▶ [Written request] Identify the lines that contain the string "this", then copy each of them.
::::
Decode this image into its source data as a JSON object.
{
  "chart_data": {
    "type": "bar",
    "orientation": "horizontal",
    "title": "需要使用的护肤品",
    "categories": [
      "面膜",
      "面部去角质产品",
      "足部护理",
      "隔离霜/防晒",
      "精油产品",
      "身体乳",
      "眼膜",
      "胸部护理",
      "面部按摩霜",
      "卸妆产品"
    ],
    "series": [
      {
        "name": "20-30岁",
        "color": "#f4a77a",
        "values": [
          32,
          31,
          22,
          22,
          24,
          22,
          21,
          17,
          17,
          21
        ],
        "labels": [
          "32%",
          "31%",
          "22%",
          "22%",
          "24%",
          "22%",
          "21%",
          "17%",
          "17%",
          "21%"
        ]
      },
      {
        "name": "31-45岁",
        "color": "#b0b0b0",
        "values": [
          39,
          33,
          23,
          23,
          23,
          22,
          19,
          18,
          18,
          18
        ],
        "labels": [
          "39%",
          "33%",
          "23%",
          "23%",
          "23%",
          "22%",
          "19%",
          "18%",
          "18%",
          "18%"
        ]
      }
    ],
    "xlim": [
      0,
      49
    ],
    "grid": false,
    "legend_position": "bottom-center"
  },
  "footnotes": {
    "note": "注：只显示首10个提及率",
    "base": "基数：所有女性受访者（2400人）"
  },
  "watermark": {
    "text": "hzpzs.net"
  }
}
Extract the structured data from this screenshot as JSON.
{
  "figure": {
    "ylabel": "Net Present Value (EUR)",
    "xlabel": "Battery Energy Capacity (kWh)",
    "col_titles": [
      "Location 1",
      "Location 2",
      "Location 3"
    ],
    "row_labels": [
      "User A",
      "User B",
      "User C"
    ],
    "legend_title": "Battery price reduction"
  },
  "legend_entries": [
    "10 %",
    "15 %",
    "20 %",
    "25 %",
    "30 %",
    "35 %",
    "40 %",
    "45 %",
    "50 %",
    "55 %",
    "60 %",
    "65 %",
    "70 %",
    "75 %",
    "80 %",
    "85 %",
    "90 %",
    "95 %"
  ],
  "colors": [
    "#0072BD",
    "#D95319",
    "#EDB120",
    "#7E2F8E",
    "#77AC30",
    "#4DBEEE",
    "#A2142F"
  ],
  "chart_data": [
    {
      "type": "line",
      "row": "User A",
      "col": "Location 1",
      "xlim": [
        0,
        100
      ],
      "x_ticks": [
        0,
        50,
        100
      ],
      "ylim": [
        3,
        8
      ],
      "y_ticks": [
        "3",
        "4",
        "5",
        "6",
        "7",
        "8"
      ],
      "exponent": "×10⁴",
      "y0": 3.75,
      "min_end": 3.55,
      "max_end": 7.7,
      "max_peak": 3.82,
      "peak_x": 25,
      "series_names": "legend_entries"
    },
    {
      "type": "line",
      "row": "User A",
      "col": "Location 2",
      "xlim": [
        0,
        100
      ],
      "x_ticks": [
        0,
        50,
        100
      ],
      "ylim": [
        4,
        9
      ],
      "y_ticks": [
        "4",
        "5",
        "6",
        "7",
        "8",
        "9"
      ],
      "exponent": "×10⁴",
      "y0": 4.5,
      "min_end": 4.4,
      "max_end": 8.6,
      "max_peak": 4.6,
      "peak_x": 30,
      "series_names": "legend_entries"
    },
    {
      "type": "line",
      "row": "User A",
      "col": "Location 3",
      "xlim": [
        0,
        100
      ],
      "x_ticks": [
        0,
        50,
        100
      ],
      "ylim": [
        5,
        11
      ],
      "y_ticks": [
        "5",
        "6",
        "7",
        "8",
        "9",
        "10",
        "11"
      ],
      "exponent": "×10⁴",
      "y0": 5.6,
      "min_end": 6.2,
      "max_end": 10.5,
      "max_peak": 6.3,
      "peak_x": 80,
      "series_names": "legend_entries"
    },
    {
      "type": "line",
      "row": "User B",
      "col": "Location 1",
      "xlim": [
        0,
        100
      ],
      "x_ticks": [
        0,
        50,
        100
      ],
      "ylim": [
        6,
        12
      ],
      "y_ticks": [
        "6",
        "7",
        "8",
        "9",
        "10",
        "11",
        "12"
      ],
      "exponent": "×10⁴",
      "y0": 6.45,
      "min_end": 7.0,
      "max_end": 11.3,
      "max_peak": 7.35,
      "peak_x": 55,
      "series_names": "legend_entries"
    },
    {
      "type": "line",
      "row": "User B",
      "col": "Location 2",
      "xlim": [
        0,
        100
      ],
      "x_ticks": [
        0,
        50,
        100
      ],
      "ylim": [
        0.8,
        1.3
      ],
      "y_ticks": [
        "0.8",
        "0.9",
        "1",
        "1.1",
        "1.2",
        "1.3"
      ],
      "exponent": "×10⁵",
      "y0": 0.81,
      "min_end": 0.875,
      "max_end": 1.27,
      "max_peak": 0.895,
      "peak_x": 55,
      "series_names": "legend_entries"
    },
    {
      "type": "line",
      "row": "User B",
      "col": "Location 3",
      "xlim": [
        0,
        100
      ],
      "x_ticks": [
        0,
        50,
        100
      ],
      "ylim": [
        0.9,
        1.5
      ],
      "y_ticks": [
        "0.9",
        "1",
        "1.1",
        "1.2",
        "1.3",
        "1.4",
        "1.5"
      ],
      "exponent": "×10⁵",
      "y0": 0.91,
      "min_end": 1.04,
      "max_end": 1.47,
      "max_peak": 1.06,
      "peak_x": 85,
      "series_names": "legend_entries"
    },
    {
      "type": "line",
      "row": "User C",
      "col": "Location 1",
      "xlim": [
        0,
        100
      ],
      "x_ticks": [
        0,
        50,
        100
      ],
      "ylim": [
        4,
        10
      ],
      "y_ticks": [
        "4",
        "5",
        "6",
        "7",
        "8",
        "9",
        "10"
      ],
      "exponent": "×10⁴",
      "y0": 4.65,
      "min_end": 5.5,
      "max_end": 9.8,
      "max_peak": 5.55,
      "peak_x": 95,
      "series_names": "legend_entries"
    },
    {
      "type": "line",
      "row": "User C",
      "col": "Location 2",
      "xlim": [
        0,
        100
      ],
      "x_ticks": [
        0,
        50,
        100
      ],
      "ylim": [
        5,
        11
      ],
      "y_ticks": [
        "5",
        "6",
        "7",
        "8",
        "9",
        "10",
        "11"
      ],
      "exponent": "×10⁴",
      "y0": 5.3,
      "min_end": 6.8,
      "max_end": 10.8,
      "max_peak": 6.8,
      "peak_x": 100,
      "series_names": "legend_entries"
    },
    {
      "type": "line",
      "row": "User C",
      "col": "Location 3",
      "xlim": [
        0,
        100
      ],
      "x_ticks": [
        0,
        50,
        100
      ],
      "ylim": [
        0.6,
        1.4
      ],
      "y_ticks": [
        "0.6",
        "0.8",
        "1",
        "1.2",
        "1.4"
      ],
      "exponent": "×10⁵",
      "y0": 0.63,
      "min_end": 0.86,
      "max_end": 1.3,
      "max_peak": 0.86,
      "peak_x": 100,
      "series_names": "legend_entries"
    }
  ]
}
::::
▶ [The answer]
Decode this image into its source data as a JSON object.
Extract the structured data from this screenshot as JSON.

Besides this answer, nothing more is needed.